--- begin The input ---
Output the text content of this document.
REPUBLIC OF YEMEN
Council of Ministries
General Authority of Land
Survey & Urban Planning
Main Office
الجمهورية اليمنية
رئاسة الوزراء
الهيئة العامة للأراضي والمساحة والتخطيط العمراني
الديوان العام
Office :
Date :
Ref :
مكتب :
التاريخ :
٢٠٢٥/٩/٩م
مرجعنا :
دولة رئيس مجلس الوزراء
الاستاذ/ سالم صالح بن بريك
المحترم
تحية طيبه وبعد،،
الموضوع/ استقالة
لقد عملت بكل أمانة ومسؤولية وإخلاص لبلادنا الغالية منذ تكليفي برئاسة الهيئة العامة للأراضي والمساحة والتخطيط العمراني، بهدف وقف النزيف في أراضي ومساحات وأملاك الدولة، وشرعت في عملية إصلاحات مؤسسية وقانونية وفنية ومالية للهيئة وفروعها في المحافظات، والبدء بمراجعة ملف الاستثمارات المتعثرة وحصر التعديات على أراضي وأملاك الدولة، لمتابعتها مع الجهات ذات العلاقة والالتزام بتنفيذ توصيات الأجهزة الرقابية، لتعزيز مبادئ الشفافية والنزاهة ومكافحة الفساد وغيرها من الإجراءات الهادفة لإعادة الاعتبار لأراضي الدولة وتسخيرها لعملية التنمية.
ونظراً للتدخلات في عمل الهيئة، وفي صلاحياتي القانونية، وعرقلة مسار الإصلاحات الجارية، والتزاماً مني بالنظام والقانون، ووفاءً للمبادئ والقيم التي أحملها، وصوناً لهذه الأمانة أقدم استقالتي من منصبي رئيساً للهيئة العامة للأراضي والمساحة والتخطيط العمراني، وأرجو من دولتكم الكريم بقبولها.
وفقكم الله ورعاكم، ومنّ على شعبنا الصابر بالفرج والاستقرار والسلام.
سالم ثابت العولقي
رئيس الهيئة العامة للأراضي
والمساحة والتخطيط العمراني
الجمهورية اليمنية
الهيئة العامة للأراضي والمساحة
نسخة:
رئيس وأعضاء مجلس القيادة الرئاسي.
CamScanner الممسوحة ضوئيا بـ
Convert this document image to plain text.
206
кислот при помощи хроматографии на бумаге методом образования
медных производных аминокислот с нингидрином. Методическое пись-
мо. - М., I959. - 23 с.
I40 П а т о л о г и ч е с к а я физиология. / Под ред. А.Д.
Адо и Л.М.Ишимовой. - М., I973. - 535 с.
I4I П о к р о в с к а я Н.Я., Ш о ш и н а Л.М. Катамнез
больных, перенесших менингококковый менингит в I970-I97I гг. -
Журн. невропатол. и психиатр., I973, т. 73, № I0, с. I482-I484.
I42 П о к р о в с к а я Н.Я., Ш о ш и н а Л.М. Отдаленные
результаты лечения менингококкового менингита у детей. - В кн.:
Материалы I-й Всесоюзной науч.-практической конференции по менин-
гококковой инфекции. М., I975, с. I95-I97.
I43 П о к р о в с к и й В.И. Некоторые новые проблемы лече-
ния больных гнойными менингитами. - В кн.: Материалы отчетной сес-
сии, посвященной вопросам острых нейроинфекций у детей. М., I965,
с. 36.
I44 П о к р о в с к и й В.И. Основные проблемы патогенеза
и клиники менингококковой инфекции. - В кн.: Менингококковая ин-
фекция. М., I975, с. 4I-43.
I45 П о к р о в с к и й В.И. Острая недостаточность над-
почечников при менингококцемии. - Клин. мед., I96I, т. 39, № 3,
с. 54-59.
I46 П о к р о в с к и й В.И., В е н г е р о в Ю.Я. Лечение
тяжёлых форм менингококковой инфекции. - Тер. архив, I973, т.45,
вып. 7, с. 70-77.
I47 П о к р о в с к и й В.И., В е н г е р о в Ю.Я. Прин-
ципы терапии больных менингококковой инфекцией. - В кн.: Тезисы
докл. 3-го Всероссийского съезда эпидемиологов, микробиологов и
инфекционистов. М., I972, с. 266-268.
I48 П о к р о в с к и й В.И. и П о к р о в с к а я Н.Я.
--- end The input ---
▸ **Exercise description**
Copy out each record exactly as given, omitting none.

▸ **Result for this task**
Output the text content of this document.
REPUBLIC OF YEMEN
Council of Ministries
General Authority of Land
Survey & Urban Planning
Main Office
الجمهورية اليمنية
رئاسة الوزراء
الهيئة العامة للأراضي والمساحة والتخطيط العمراني
الديوان العام
Office :
Date :
Ref :
مكتب :
التاريخ :
٢٠٢٥/٩/٩م
مرجعنا :
دولة رئيس مجلس الوزراء
الاستاذ/ سالم صالح بن بريك
المحترم
تحية طيبه وبعد،،
الموضوع/ استقالة
لقد عملت بكل أمانة ومسؤولية وإخلاص لبلادنا الغالية منذ تكليفي برئاسة الهيئة العامة للأراضي والمساحة والتخطيط العمراني، بهدف وقف النزيف في أراضي ومساحات وأملاك الدولة، وشرعت في عملية إصلاحات مؤسسية وقانونية وفنية ومالية للهيئة وفروعها في المحافظات، والبدء بمراجعة ملف الاستثمارات المتعثرة وحصر التعديات على أراضي وأملاك الدولة، لمتابعتها مع الجهات ذات العلاقة والالتزام بتنفيذ توصيات الأجهزة الرقابية، لتعزيز مبادئ الشفافية والنزاهة ومكافحة الفساد وغيرها من الإجراءات الهادفة لإعادة الاعتبار لأراضي الدولة وتسخيرها لعملية التنمية.
ونظراً للتدخلات في عمل الهيئة، وفي صلاحياتي القانونية، وعرقلة مسار الإصلاحات الجارية، والتزاماً مني بالنظام والقانون، ووفاءً للمبادئ والقيم التي أحملها، وصوناً لهذه الأمانة أقدم استقالتي من منصبي رئيساً للهيئة العامة للأراضي والمساحة والتخطيط العمراني، وأرجو من دولتكم الكريم بقبولها.
وفقكم الله ورعاكم، ومنّ على شعبنا الصابر بالفرج والاستقرار والسلام.
سالم ثابت العولقي
رئيس الهيئة العامة للأراضي
والمساحة والتخطيط العمراني
الجمهورية اليمنية
الهيئة العامة للأراضي والمساحة
نسخة:
رئيس وأعضاء مجلس القيادة الرئاسي.
CamScanner الممسوحة ضوئيا بـ
Convert this document image to plain text.
206
кислот при помощи хроматографии на бумаге методом образования
медных производных аминокислот с нингидрином. Методическое пись-
мо. - М., I959. - 23 с.
I40 П а т о л о г и ч е с к а я физиология. / Под ред. А.Д.
Адо и Л.М.Ишимовой. - М., I973. - 535 с.
I4I П о к р о в с к а я Н.Я., Ш о ш и н а Л.М. Катамнез
больных, перенесших менингококковый менингит в I970-I97I гг. -
Журн. невропатол. и психиатр., I973, т. 73, № I0, с. I482-I484.
I42 П о к р о в с к а я Н.Я., Ш о ш и н а Л.М. Отдаленные
результаты лечения менингококкового менингита у детей. - В кн.:
Материалы I-й Всесоюзной науч.-практической конференции по менин-
гококковой инфекции. М., I975, с. I95-I97.
I43 П о к р о в с к и й В.И. Некоторые новые проблемы лече-
ния больных гнойными менингитами. - В кн.: Материалы отчетной сес-
сии, посвященной вопросам острых нейроинфекций у детей. М., I965,
с. 36.
I44 П о к р о в с к и й В.И. Основные проблемы патогенеза
и клиники менингококковой инфекции. - В кн.: Менингококковая ин-
фекция. М., I975, с. 4I-43.
I45 П о к р о в с к и й В.И. Острая недостаточность над-
почечников при менингококцемии. - Клин. мед., I96I, т. 39, № 3,
с. 54-59.
I46 П о к р о в с к и й В.И., В е н г е р о в Ю.Я. Лечение
тяжёлых форм менингококковой инфекции. - Тер. архив, I973, т.45,
вып. 7, с. 70-77.
I47 П о к р о в с к и й В.И., В е н г е р о в Ю.Я. Прин-
ципы терапии больных менингококковой инфекцией. - В кн.: Тезисы
докл. 3-го Всероссийского съезда эпидемиологов, микробиологов и
инфекционистов. М., I972, с. 266-268.
I48 П о к р о в с к и й В.И. и П о к р о в с к а я Н.Я.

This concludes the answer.